*Given problem*
Drop all images and give the records again exactly.

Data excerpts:
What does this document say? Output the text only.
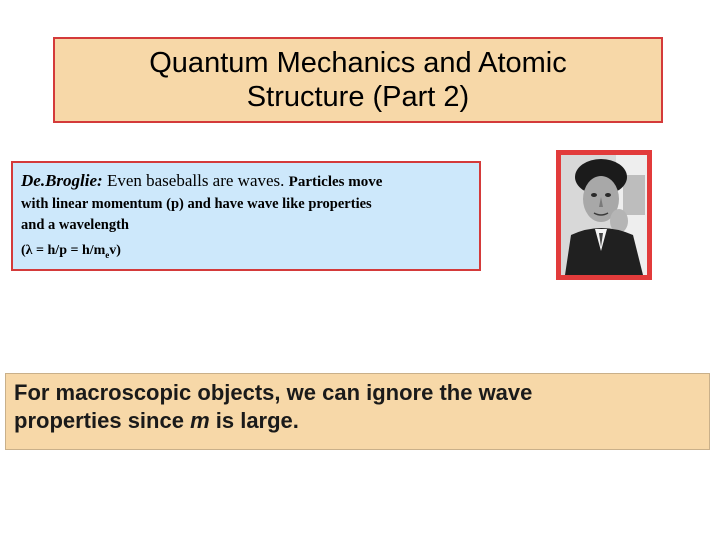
Quantum Mechanics and Atomic
Structure (Part 2)
De.Broglie: Even baseballs are waves. Particles move
with linear momentum (p) and have wave like properties
and a wavelength
$(\lambda = h/p = h/m_ev)$
For macroscopic objects, we can ignore the wave
properties since m is large.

*Final result*
What does this document say? Output the text only.
Quantum Mechanics and Atomic
Structure (Part 2)
De.Broglie: Even baseballs are waves. Particles move
with linear momentum (p) and have wave like properties
and a wavelength
$(\lambda = h/p = h/m_ev)$
For macroscopic objects, we can ignore the wave
properties since m is large.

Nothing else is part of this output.